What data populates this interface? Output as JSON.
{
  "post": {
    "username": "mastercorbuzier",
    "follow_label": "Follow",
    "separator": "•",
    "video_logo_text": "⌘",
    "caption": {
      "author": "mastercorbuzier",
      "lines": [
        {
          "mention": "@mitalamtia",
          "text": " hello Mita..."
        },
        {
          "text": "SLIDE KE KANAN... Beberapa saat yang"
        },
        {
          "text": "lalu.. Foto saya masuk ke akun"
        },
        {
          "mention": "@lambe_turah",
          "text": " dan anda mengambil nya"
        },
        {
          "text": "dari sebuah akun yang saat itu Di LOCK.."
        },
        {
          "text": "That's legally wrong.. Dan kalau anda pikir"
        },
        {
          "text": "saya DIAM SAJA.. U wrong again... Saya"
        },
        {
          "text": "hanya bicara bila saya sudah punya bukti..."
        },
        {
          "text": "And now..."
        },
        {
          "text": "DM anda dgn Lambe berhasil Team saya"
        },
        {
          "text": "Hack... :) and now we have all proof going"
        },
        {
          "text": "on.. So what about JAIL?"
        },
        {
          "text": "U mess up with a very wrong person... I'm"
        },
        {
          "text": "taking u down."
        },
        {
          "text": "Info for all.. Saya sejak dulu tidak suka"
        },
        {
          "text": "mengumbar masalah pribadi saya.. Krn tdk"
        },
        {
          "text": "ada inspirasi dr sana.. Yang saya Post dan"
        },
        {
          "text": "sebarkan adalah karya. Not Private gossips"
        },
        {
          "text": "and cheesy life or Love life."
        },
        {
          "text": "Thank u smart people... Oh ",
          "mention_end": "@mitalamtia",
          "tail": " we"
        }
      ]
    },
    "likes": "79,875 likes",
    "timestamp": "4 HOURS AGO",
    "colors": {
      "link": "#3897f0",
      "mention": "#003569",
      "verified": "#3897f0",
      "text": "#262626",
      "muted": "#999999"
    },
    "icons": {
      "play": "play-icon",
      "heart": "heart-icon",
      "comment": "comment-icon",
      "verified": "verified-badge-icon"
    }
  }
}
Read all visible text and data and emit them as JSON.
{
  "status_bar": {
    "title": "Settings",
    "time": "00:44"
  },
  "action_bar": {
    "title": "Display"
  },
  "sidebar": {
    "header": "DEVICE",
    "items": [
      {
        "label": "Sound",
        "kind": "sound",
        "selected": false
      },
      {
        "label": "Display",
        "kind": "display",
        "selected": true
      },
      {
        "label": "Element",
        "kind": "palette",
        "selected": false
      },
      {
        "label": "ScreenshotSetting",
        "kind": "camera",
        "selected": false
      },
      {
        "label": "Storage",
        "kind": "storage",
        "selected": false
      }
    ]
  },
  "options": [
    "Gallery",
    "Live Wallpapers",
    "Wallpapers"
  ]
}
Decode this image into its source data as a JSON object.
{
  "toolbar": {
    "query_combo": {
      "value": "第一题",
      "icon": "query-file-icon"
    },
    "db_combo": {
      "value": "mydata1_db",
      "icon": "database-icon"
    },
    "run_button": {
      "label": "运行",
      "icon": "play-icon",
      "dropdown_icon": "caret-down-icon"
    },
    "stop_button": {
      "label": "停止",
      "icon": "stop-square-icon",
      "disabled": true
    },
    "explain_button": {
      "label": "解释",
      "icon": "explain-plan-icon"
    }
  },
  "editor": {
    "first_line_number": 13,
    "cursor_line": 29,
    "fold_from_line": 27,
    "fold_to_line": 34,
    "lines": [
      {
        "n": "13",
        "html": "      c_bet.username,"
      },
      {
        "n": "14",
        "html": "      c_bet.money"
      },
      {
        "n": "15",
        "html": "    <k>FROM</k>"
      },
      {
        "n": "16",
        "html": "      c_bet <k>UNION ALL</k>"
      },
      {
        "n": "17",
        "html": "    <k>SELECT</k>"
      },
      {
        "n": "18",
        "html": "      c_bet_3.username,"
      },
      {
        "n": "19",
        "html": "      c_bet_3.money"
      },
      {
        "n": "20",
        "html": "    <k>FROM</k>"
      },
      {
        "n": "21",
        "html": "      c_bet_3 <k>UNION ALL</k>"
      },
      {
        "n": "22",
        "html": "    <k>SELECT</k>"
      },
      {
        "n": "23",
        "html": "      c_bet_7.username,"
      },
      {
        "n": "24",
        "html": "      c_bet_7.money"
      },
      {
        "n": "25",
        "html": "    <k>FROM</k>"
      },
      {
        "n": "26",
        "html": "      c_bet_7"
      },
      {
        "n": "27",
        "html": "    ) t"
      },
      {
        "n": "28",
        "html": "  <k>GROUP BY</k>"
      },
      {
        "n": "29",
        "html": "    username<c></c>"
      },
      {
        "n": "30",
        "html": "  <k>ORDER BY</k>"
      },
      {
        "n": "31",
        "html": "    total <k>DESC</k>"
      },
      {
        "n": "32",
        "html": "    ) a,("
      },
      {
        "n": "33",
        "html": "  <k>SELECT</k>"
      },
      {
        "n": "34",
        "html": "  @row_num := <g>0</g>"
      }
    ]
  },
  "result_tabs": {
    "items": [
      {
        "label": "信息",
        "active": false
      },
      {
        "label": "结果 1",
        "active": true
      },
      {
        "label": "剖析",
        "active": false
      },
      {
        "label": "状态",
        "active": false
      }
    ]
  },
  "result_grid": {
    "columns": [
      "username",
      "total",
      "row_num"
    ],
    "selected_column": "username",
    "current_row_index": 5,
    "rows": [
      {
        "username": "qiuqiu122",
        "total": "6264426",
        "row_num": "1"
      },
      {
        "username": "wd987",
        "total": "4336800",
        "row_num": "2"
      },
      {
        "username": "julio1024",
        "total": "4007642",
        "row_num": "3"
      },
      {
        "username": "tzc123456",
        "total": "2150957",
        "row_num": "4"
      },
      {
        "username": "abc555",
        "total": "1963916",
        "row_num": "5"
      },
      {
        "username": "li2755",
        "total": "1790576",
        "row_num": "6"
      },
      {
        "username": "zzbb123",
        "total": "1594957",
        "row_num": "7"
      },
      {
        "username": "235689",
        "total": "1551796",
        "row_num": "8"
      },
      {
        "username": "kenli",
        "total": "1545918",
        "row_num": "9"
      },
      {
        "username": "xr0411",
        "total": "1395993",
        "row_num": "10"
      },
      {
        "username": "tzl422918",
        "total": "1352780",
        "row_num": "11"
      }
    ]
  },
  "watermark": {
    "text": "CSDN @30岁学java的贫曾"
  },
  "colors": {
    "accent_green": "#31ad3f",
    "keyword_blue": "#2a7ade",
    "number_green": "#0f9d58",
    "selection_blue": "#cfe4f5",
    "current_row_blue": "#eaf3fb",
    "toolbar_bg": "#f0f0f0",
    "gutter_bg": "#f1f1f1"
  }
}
★ ★ ★
→ **Prompt**
What is the number of lines in this listing that contain the word "UNION"? Answer with that number and nothing else.

→ **Task response**
2